| WHAT NEEDS TO BE DONE |
Set down all of the data that follows word for word, without the images.

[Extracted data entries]

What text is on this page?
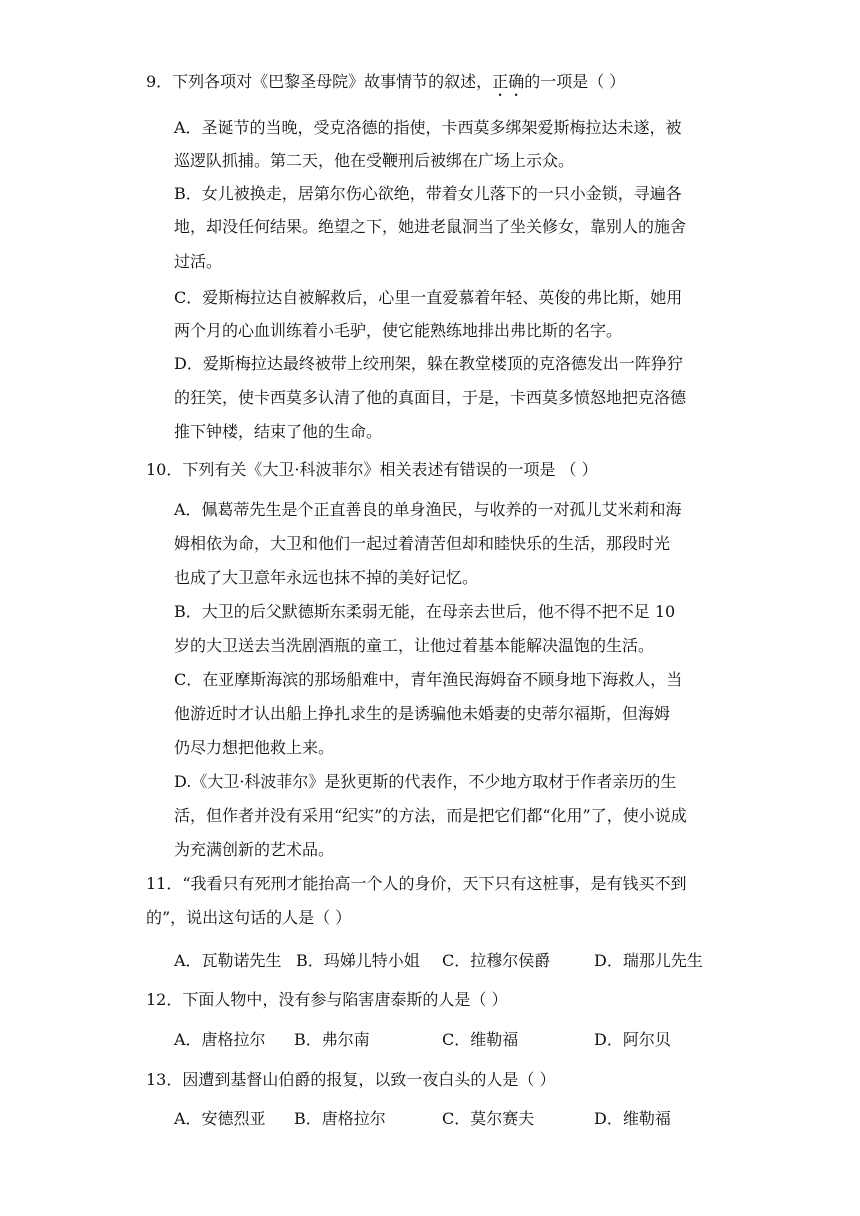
9．下列各项对《巴黎圣母院》故事情节的叙述，正确的一项是（ ）
A．圣诞节的当晚，受克洛德的指使，卡西莫多绑架爱斯梅拉达未遂，被
巡逻队抓捕。第二天，他在受鞭刑后被绑在广场上示众。
B．女儿被换走，居第尔伤心欲绝，带着女儿落下的一只小金锁，寻遍各
地，却没任何结果。绝望之下，她进老鼠洞当了坐关修女，靠别人的施舍
过活。
C．爱斯梅拉达自被解救后，心里一直爱慕着年轻、英俊的弗比斯，她用
两个月的心血训练着小毛驴，使它能熟练地排出弗比斯的名字。
D．爱斯梅拉达最终被带上绞刑架，躲在教堂楼顶的克洛德发出一阵狰狞
的狂笑，使卡西莫多认清了他的真面目，于是，卡西莫多愤怒地把克洛德
推下钟楼，结束了他的生命。
10．下列有关《大卫·科波菲尔》相关表述有错误的一项是 （ ）
A．佩葛蒂先生是个正直善良的单身渔民，与收养的一对孤儿艾米莉和海
姆相依为命，大卫和他们一起过着清苦但却和睦快乐的生活，那段时光
也成了大卫意年永远也抹不掉的美好记忆。
B．大卫的后父默德斯东柔弱无能，在母亲去世后，他不得不把不足 10
岁的大卫送去当洗剧酒瓶的童工，让他过着基本能解决温饱的生活。
C．在亚摩斯海滨的那场船难中，青年渔民海姆奋不顾身地下海救人，当
他游近时才认出船上挣扎求生的是诱骗他未婚妻的史蒂尔福斯，但海姆
仍尽力想把他救上来。
D.《大卫·科波菲尔》是狄更斯的代表作，不少地方取材于作者亲历的生
活，但作者并没有采用“纪实”的方法，而是把它们都“化用”了，使小说成
为充满创新的艺术品。
11．“我看只有死刑才能抬高一个人的身价，天下只有这桩事，是有钱买不到
的”，说出这句话的人是（ ）
A．瓦勒诺先生 B．玛娣儿特小姐 C．拉穆尔侯爵	D．瑞那儿先生
12．下面人物中，没有参与陷害唐泰斯的人是（ ）
A．唐格拉尔 B．弗尔南	C．维勒福	D．阿尔贝
13．因遭到基督山伯爵的报复，以致一夜白头的人是（ ）
A．安德烈亚 B．唐格拉尔	C．莫尔赛夫	D．维勒福
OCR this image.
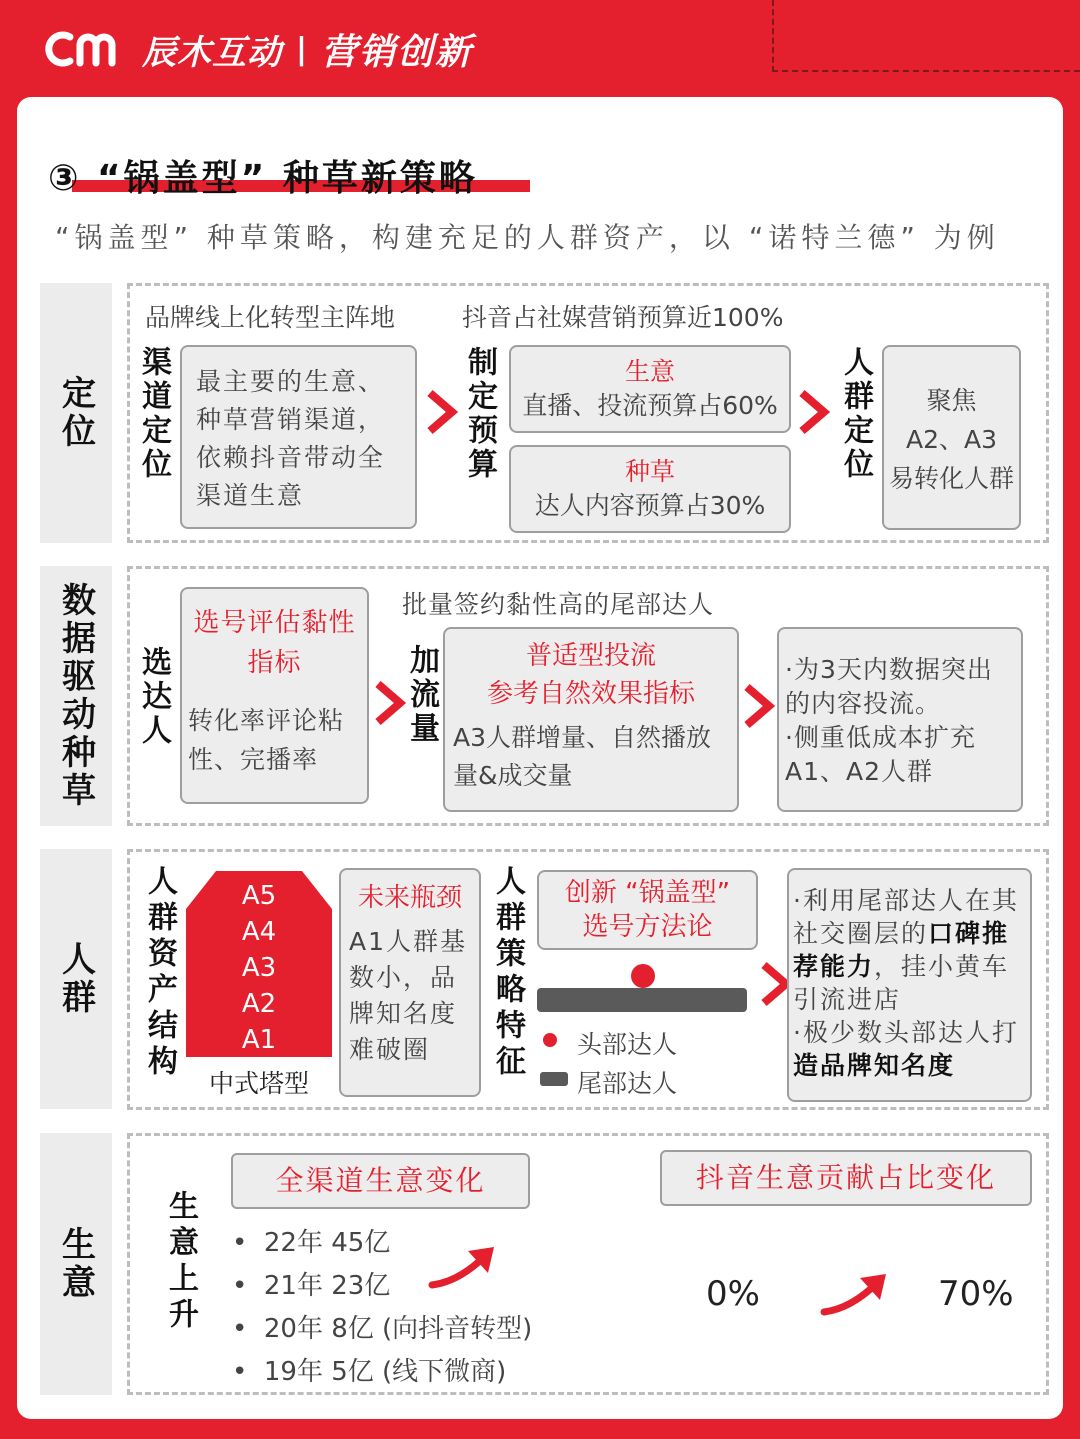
辰木互动 | 营销创新
③ “锅盖型” 种草新策略
“锅盖型” 种草策略，构建充足的人群资产，以 “诺特兰德” 为例
定位
品牌线上化转型主阵地	抖音占社媒营销预算近100%
渠道定位	最主要的生意、种草营销渠道，依赖抖音带动全渠道生意
制定预算	生意
直播、投流预算占60%
种草
达人内容预算占30%
人群定位	聚焦
A2、A3
易转化人群
数据驱动种草 选达人
选号评估黏性指标
转化率评论粘性、完播率
批量签约黏性高的尾部达人
加流量	普适型投流
参考自然效果指标
A3人群增量、自然播放量&成交量
·为3天内数据突出的内容投流。
·侧重低成本扩充A1、A2人群
人群 人群资产结构	A5
A4
A3
A2
A1
中式塔型
未来瓶颈
A1人群基数小，品牌知名度难破圈	人群策略特征	创新 “锅盖型”
选号方法论
头部达人
尾部达人
·利用尾部达人在其社交圈层的口碑推荐能力，挂小黄车引流进店
·极少数头部达人打造品牌知名度
生意 生意上升
全渠道生意变化
•  22年 45亿
•  21年 23亿
•  20年 8亿 (向抖音转型)
•  19年 5亿 (线下微商)
抖音生意贡献占比变化
0%	70%
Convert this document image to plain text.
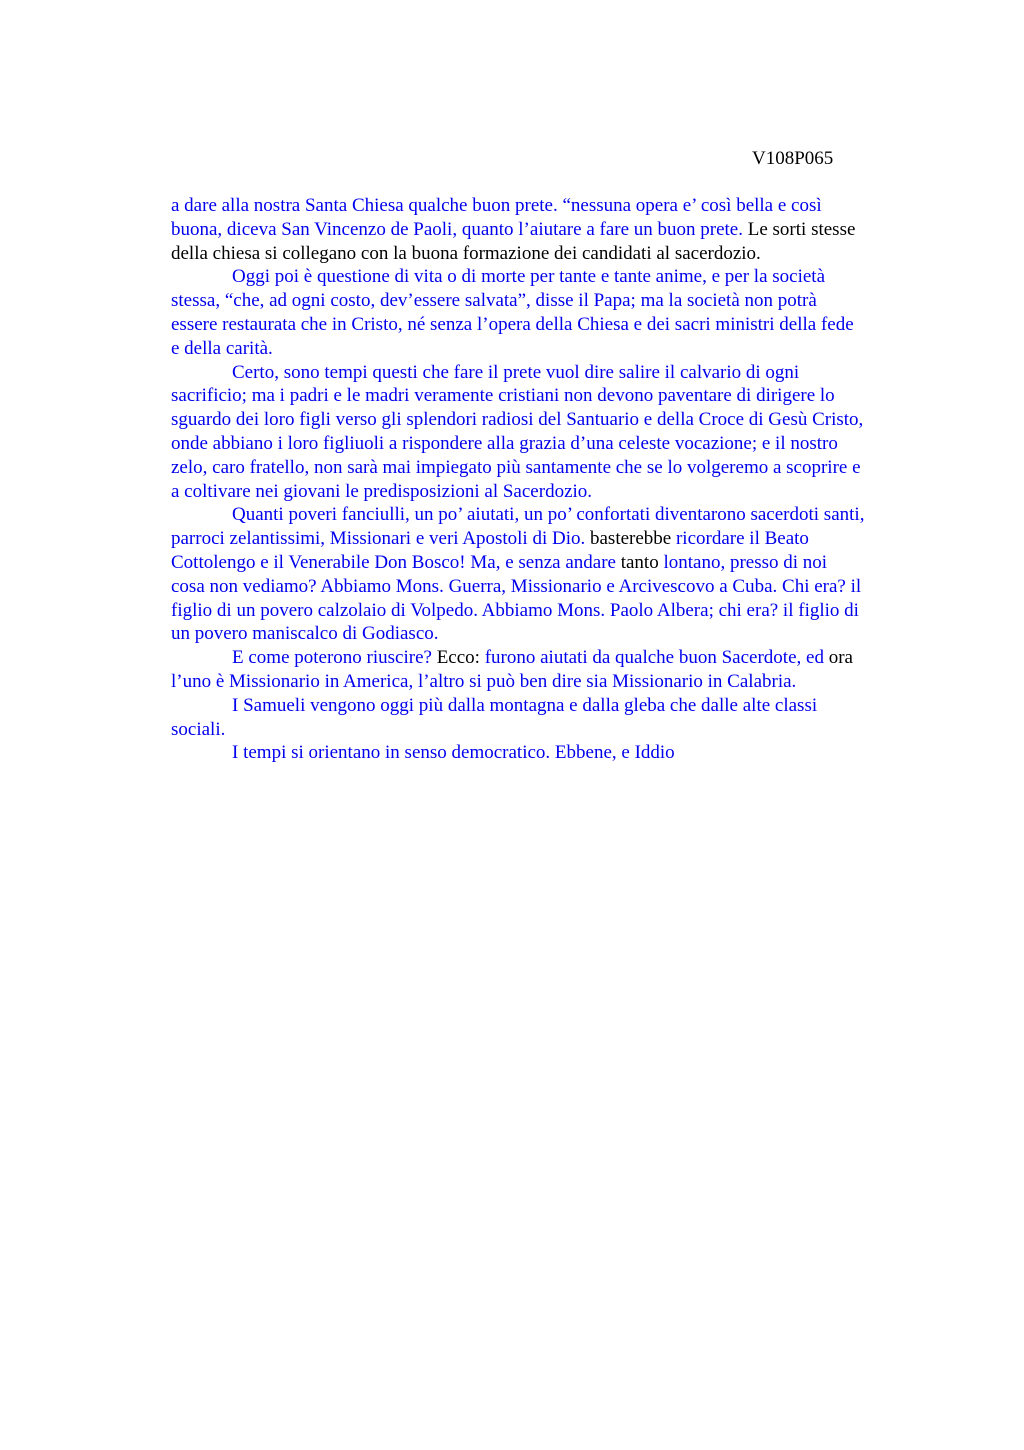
V108P065
a dare alla nostra Santa Chiesa qualche buon prete. “nessuna opera e’ così bella e così
buona, diceva San Vincenzo de Paoli, quanto l’aiutare a fare un buon prete. Le sorti stesse
della chiesa si collegano con la buona formazione dei candidati al sacerdozio.
Oggi poi è questione di vita o di morte per tante e tante anime, e per la società
stessa, “che, ad ogni costo, dev’essere salvata”, disse il Papa; ma la società non potrà
essere restaurata che in Cristo, né senza l’opera della Chiesa e dei sacri ministri della fede
e della carità.
Certo, sono tempi questi che fare il prete vuol dire salire il calvario di ogni
sacrificio; ma i padri e le madri veramente cristiani non devono paventare di dirigere lo
sguardo dei loro figli verso gli splendori radiosi del Santuario e della Croce di Gesù Cristo,
onde abbiano i loro figliuoli a rispondere alla grazia d’una celeste vocazione; e il nostro
zelo, caro fratello, non sarà mai impiegato più santamente che se lo volgeremo a scoprire e
a coltivare nei giovani le predisposizioni al Sacerdozio.
Quanti poveri fanciulli, un po’ aiutati, un po’ confortati diventarono sacerdoti santi,
parroci zelantissimi, Missionari e veri Apostoli di Dio. basterebbe ricordare il Beato
Cottolengo e il Venerabile Don Bosco! Ma, e senza andare tanto lontano, presso di noi
cosa non vediamo? Abbiamo Mons. Guerra, Missionario e Arcivescovo a Cuba. Chi era? il
figlio di un povero calzolaio di Volpedo. Abbiamo Mons. Paolo Albera; chi era? il figlio di
un povero maniscalco di Godiasco.
E come poterono riuscire? Ecco: furono aiutati da qualche buon Sacerdote, ed ora
l’uno è Missionario in America, l’altro si può ben dire sia Missionario in Calabria.
I Samueli vengono oggi più dalla montagna e dalla gleba che dalle alte classi
sociali.
I tempi si orientano in senso democratico. Ebbene, e Iddio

| TASK SOLUTION |
What text is on this page?
9．下列各项对《巴黎圣母院》故事情节的叙述，正确的一项是（ ）
A．圣诞节的当晚，受克洛德的指使，卡西莫多绑架爱斯梅拉达未遂，被
巡逻队抓捕。第二天，他在受鞭刑后被绑在广场上示众。
B．女儿被换走，居第尔伤心欲绝，带着女儿落下的一只小金锁，寻遍各
地，却没任何结果。绝望之下，她进老鼠洞当了坐关修女，靠别人的施舍
过活。
C．爱斯梅拉达自被解救后，心里一直爱慕着年轻、英俊的弗比斯，她用
两个月的心血训练着小毛驴，使它能熟练地排出弗比斯的名字。
D．爱斯梅拉达最终被带上绞刑架，躲在教堂楼顶的克洛德发出一阵狰狞
的狂笑，使卡西莫多认清了他的真面目，于是，卡西莫多愤怒地把克洛德
推下钟楼，结束了他的生命。
10．下列有关《大卫·科波菲尔》相关表述有错误的一项是 （ ）
A．佩葛蒂先生是个正直善良的单身渔民，与收养的一对孤儿艾米莉和海
姆相依为命，大卫和他们一起过着清苦但却和睦快乐的生活，那段时光
也成了大卫意年永远也抹不掉的美好记忆。
B．大卫的后父默德斯东柔弱无能，在母亲去世后，他不得不把不足 10
岁的大卫送去当洗剧酒瓶的童工，让他过着基本能解决温饱的生活。
C．在亚摩斯海滨的那场船难中，青年渔民海姆奋不顾身地下海救人，当
他游近时才认出船上挣扎求生的是诱骗他未婚妻的史蒂尔福斯，但海姆
仍尽力想把他救上来。
D.《大卫·科波菲尔》是狄更斯的代表作，不少地方取材于作者亲历的生
活，但作者并没有采用“纪实”的方法，而是把它们都“化用”了，使小说成
为充满创新的艺术品。
11．“我看只有死刑才能抬高一个人的身价，天下只有这桩事，是有钱买不到
的”，说出这句话的人是（ ）
A．瓦勒诺先生 B．玛娣儿特小姐 C．拉穆尔侯爵	D．瑞那儿先生
12．下面人物中，没有参与陷害唐泰斯的人是（ ）
A．唐格拉尔 B．弗尔南	C．维勒福	D．阿尔贝
13．因遭到基督山伯爵的报复，以致一夜白头的人是（ ）
A．安德烈亚 B．唐格拉尔	C．莫尔赛夫	D．维勒福
OCR this image.
辰木互动 | 营销创新
③ “锅盖型” 种草新策略
“锅盖型” 种草策略，构建充足的人群资产，以 “诺特兰德” 为例
定位
品牌线上化转型主阵地	抖音占社媒营销预算近100%
渠道定位	最主要的生意、种草营销渠道，依赖抖音带动全渠道生意
制定预算	生意
直播、投流预算占60%
种草
达人内容预算占30%
人群定位	聚焦
A2、A3
易转化人群
数据驱动种草 选达人
选号评估黏性指标
转化率评论粘性、完播率
批量签约黏性高的尾部达人
加流量	普适型投流
参考自然效果指标
A3人群增量、自然播放量&成交量
·为3天内数据突出的内容投流。
·侧重低成本扩充A1、A2人群
人群 人群资产结构	A5
A4
A3
A2
A1
中式塔型
未来瓶颈
A1人群基数小，品牌知名度难破圈	人群策略特征	创新 “锅盖型”
选号方法论
头部达人
尾部达人
·利用尾部达人在其社交圈层的口碑推荐能力，挂小黄车引流进店
·极少数头部达人打造品牌知名度
生意 生意上升
全渠道生意变化
•  22年 45亿
•  21年 23亿
•  20年 8亿 (向抖音转型)
•  19年 5亿 (线下微商)
抖音生意贡献占比变化
0%	70%
Convert this document image to plain text.
V108P065
a dare alla nostra Santa Chiesa qualche buon prete. “nessuna opera e’ così bella e così
buona, diceva San Vincenzo de Paoli, quanto l’aiutare a fare un buon prete. Le sorti stesse
della chiesa si collegano con la buona formazione dei candidati al sacerdozio.
Oggi poi è questione di vita o di morte per tante e tante anime, e per la società
stessa, “che, ad ogni costo, dev’essere salvata”, disse il Papa; ma la società non potrà
essere restaurata che in Cristo, né senza l’opera della Chiesa e dei sacri ministri della fede
e della carità.
Certo, sono tempi questi che fare il prete vuol dire salire il calvario di ogni
sacrificio; ma i padri e le madri veramente cristiani non devono paventare di dirigere lo
sguardo dei loro figli verso gli splendori radiosi del Santuario e della Croce di Gesù Cristo,
onde abbiano i loro figliuoli a rispondere alla grazia d’una celeste vocazione; e il nostro
zelo, caro fratello, non sarà mai impiegato più santamente che se lo volgeremo a scoprire e
a coltivare nei giovani le predisposizioni al Sacerdozio.
Quanti poveri fanciulli, un po’ aiutati, un po’ confortati diventarono sacerdoti santi,
parroci zelantissimi, Missionari e veri Apostoli di Dio. basterebbe ricordare il Beato
Cottolengo e il Venerabile Don Bosco! Ma, e senza andare tanto lontano, presso di noi
cosa non vediamo? Abbiamo Mons. Guerra, Missionario e Arcivescovo a Cuba. Chi era? il
figlio di un povero calzolaio di Volpedo. Abbiamo Mons. Paolo Albera; chi era? il figlio di
un povero maniscalco di Godiasco.
E come poterono riuscire? Ecco: furono aiutati da qualche buon Sacerdote, ed ora
l’uno è Missionario in America, l’altro si può ben dire sia Missionario in Calabria.
I Samueli vengono oggi più dalla montagna e dalla gleba che dalle alte classi
sociali.
I tempi si orientano in senso democratico. Ebbene, e Iddio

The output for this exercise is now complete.